═════ AVAILABLE RECORDS

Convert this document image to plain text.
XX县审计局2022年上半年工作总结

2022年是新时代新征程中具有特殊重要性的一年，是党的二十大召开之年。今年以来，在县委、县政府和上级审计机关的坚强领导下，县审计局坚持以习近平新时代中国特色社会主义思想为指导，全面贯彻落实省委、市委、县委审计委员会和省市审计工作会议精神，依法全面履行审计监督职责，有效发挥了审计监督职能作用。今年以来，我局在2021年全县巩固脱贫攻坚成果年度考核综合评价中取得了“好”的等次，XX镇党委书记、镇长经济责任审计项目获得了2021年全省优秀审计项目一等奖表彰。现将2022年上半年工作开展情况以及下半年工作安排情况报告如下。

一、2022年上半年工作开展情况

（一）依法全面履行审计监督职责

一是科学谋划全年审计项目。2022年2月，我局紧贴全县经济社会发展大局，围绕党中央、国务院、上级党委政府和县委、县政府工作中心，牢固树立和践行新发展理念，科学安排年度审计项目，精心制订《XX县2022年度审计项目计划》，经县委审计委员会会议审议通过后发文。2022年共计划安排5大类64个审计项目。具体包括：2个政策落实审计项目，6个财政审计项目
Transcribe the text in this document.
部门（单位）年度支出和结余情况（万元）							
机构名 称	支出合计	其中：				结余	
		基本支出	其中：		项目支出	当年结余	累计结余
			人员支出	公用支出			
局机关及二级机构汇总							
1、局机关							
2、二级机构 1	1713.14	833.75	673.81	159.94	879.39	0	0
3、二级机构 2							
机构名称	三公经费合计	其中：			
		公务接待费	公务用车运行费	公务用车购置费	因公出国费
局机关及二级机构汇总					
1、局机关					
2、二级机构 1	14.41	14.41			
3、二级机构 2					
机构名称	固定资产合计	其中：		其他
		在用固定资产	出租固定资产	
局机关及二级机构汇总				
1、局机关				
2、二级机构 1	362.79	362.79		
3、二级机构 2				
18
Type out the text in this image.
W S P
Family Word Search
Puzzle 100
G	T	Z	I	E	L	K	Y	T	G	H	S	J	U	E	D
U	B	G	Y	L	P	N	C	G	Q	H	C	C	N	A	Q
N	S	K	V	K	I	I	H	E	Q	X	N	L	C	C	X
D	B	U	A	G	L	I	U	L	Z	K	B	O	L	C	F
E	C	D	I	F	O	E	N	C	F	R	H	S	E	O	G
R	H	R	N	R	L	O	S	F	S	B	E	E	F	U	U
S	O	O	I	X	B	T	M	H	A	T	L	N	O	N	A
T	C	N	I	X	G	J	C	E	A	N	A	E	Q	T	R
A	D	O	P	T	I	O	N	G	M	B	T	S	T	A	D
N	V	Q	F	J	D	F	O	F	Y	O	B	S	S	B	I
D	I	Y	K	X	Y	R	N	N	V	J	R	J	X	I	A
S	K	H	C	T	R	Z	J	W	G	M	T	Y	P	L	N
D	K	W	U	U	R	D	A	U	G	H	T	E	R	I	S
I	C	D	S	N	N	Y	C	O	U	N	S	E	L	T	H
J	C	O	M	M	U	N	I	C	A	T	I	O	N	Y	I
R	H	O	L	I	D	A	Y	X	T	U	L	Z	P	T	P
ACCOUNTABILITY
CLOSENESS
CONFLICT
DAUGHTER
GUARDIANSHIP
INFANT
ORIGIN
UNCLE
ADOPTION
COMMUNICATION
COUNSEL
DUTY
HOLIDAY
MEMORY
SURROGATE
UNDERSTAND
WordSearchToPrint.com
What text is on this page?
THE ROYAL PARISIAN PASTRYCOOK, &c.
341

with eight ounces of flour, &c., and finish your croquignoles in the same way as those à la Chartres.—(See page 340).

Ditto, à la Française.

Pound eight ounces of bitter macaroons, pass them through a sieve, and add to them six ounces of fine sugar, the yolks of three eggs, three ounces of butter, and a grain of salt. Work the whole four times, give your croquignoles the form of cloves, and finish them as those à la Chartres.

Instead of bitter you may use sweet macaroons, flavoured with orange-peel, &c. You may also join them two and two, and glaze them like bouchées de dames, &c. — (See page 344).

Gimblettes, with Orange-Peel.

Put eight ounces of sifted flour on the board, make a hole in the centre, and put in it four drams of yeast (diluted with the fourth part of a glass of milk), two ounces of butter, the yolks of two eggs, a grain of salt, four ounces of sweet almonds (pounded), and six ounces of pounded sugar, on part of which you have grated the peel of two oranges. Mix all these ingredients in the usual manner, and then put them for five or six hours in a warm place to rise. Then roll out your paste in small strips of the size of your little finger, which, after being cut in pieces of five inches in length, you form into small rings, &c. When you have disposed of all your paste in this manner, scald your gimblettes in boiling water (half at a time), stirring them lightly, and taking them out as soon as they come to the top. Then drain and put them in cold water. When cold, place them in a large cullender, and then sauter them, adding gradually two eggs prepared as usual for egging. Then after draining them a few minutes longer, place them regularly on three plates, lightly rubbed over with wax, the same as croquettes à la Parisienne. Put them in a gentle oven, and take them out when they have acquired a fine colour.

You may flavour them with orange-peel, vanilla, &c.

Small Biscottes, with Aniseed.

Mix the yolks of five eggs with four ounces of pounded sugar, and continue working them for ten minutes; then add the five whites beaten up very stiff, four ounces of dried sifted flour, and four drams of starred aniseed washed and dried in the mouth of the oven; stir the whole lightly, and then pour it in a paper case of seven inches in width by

══════════

_GIVEN INSTRUCTION_: From the entries above, extract each line containing "依法全面履行审计监督职责".

_EXERCISE RESULT_:
2022年是新时代新征程中具有特殊重要性的一年，是党的二十大召开之年。今年以来，在县委、县政府和上级审计机关的坚强领导下，县审计局坚持以习近平新时代中国特色社会主义思想为指导，全面贯彻落实省委、市委、县委审计委员会和省市审计工作会议精神，依法全面履行审计监督职责，有效发挥了审计监督职能作用。今年以来，我局在2021年全县巩固脱贫攻坚成果年度考核综合评价中取得了“好”的等次，XX镇党委书记、镇长经济责任审计项目获得了2021年全省优秀审计项目一等奖表彰。现将2022年上半年工作开展情况以及下半年工作安排情况报告如下。
（一）依法全面履行审计监督职责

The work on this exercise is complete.